# TASK DESCRIPTION:
Repeat the entries below exactly as they appear, with no pictures.

# RECORDS SUPPLIED:
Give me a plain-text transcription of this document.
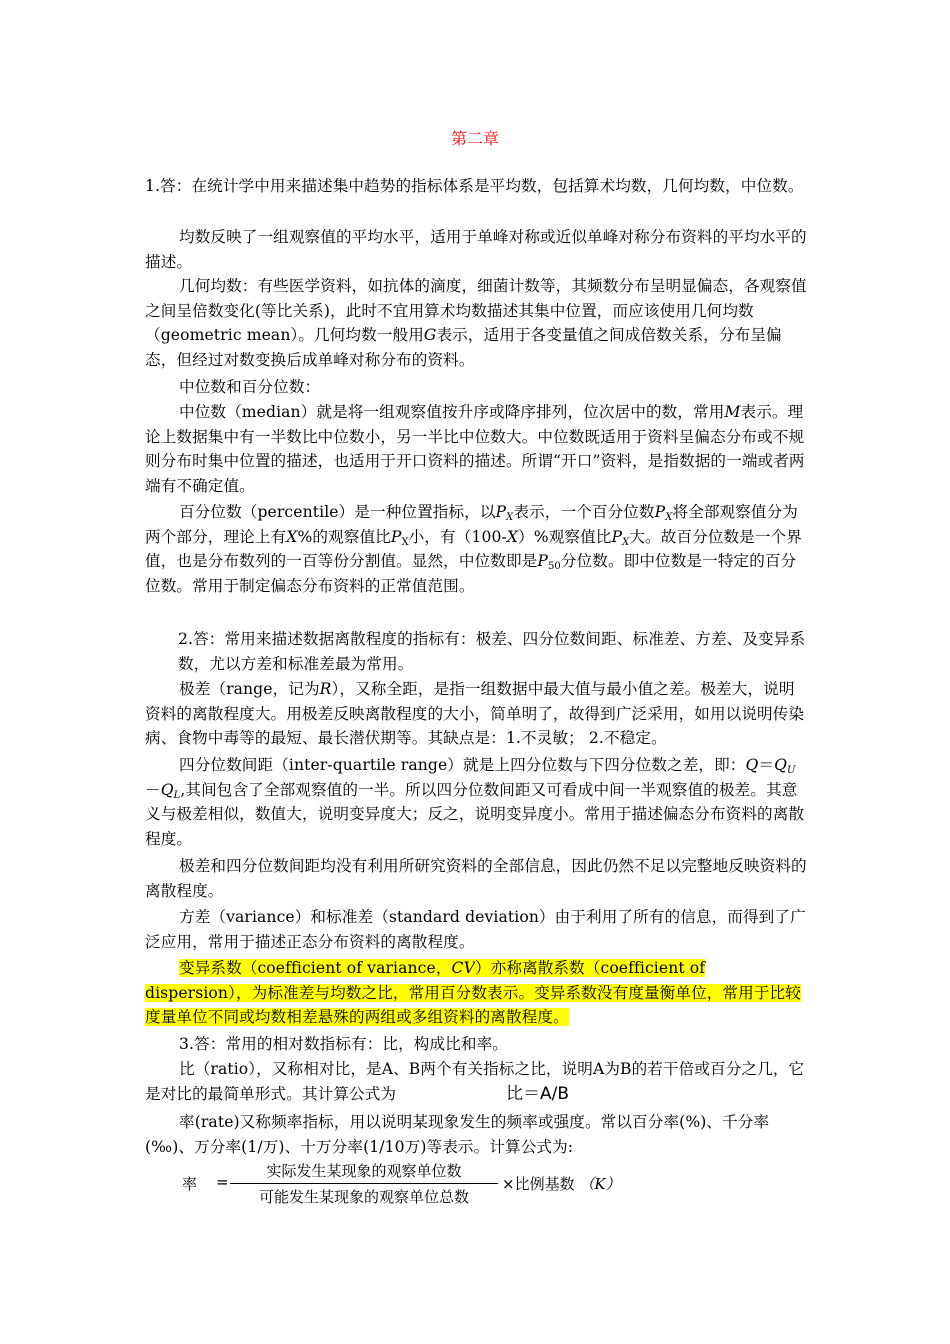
第二章
1.答：在统计学中用来描述集中趋势的指标体系是平均数，包括算术均数，几何均数，中位数。
均数反映了一组观察值的平均水平，适用于单峰对称或近似单峰对称分布资料的平均水平的描述。
几何均数：有些医学资料，如抗体的滴度，细菌计数等，其频数分布呈明显偏态，各观察值之间呈倍数变化(等比关系)，此时不宜用算术均数描述其集中位置，而应该使用几何均数（geometric mean）。几何均数一般用G表示，适用于各变量值之间成倍数关系，分布呈偏态，但经过对数变换后成单峰对称分布的资料。
中位数和百分位数：
中位数（median）就是将一组观察值按升序或降序排列，位次居中的数，常用M表示。理论上数据集中有一半数比中位数小，另一半比中位数大。中位数既适用于资料呈偏态分布或不规则分布时集中位置的描述，也适用于开口资料的描述。所谓“开口”资料，是指数据的一端或者两端有不确定值。
百分位数（percentile）是一种位置指标，以$P_X$表示，一个百分位数$P_X$将全部观察值分为两个部分，理论上有X%的观察值比$P_X$小，有（100-X）%观察值比$P_X$大。故百分位数是一个界值，也是分布数列的一百等份分割值。显然，中位数即是$P_{50}$分位数。即中位数是一特定的百分位数。常用于制定偏态分布资料的正常值范围。
2.答：常用来描述数据离散程度的指标有：极差、四分位数间距、标准差、方差、及变异系数，尤以方差和标准差最为常用。
极差（range，记为R），又称全距，是指一组数据中最大值与最小值之差。极差大，说明资料的离散程度大。用极差反映离散程度的大小，简单明了，故得到广泛采用，如用以说明传染病、食物中毒等的最短、最长潜伏期等。其缺点是：1.不灵敏； 2.不稳定。
四分位数间距（inter-quartile range）就是上四分位数与下四分位数之差，即：$Q=Q_U-Q_L$,其间包含了全部观察值的一半。所以四分位数间距又可看成中间一半观察值的极差。其意义与极差相似，数值大，说明变异度大；反之，说明变异度小。常用于描述偏态分布资料的离散程度。
极差和四分位数间距均没有利用所研究资料的全部信息，因此仍然不足以完整地反映资料的离散程度。
方差（variance）和标准差（standard deviation）由于利用了所有的信息，而得到了广泛应用，常用于描述正态分布资料的离散程度。
变异系数（coefficient of variance，CV）亦称离散系数（coefficient of dispersion），为标准差与均数之比，常用百分数表示。变异系数没有度量衡单位，常用于比较度量单位不同或均数相差悬殊的两组或多组资料的离散程度。
3.答：常用的相对数指标有：比，构成比和率。
比（ratio），又称相对比，是A、B两个有关指标之比，说明A为B的若干倍或百分之几，它是对比的最简单形式。其计算公式为	比＝A/B
率(rate)又称频率指标，用以说明某现象发生的频率或强度。常以百分率(%)、千分率(‰)、万分率(1/万)、十万分率(1/10万)等表示。计算公式为:
率 =
实际发生某现象的观察单位数
可能发生某现象的观察单位总数
×比例基数 （K）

# RESPONSE TO THE EXERCISE:
Give me a plain-text transcription of this document.
第二章
1.答：在统计学中用来描述集中趋势的指标体系是平均数，包括算术均数，几何均数，中位数。
均数反映了一组观察值的平均水平，适用于单峰对称或近似单峰对称分布资料的平均水平的描述。
几何均数：有些医学资料，如抗体的滴度，细菌计数等，其频数分布呈明显偏态，各观察值之间呈倍数变化(等比关系)，此时不宜用算术均数描述其集中位置，而应该使用几何均数（geometric mean）。几何均数一般用G表示，适用于各变量值之间成倍数关系，分布呈偏态，但经过对数变换后成单峰对称分布的资料。
中位数和百分位数：
中位数（median）就是将一组观察值按升序或降序排列，位次居中的数，常用M表示。理论上数据集中有一半数比中位数小，另一半比中位数大。中位数既适用于资料呈偏态分布或不规则分布时集中位置的描述，也适用于开口资料的描述。所谓“开口”资料，是指数据的一端或者两端有不确定值。
百分位数（percentile）是一种位置指标，以$P_X$表示，一个百分位数$P_X$将全部观察值分为两个部分，理论上有X%的观察值比$P_X$小，有（100-X）%观察值比$P_X$大。故百分位数是一个界值，也是分布数列的一百等份分割值。显然，中位数即是$P_{50}$分位数。即中位数是一特定的百分位数。常用于制定偏态分布资料的正常值范围。
2.答：常用来描述数据离散程度的指标有：极差、四分位数间距、标准差、方差、及变异系数，尤以方差和标准差最为常用。
极差（range，记为R），又称全距，是指一组数据中最大值与最小值之差。极差大，说明资料的离散程度大。用极差反映离散程度的大小，简单明了，故得到广泛采用，如用以说明传染病、食物中毒等的最短、最长潜伏期等。其缺点是：1.不灵敏； 2.不稳定。
四分位数间距（inter-quartile range）就是上四分位数与下四分位数之差，即：$Q=Q_U-Q_L$,其间包含了全部观察值的一半。所以四分位数间距又可看成中间一半观察值的极差。其意义与极差相似，数值大，说明变异度大；反之，说明变异度小。常用于描述偏态分布资料的离散程度。
极差和四分位数间距均没有利用所研究资料的全部信息，因此仍然不足以完整地反映资料的离散程度。
方差（variance）和标准差（standard deviation）由于利用了所有的信息，而得到了广泛应用，常用于描述正态分布资料的离散程度。
变异系数（coefficient of variance，CV）亦称离散系数（coefficient of dispersion），为标准差与均数之比，常用百分数表示。变异系数没有度量衡单位，常用于比较度量单位不同或均数相差悬殊的两组或多组资料的离散程度。
3.答：常用的相对数指标有：比，构成比和率。
比（ratio），又称相对比，是A、B两个有关指标之比，说明A为B的若干倍或百分之几，它是对比的最简单形式。其计算公式为	比＝A/B
率(rate)又称频率指标，用以说明某现象发生的频率或强度。常以百分率(%)、千分率(‰)、万分率(1/万)、十万分率(1/10万)等表示。计算公式为:
率 =
实际发生某现象的观察单位数
可能发生某现象的观察单位总数
×比例基数 （K）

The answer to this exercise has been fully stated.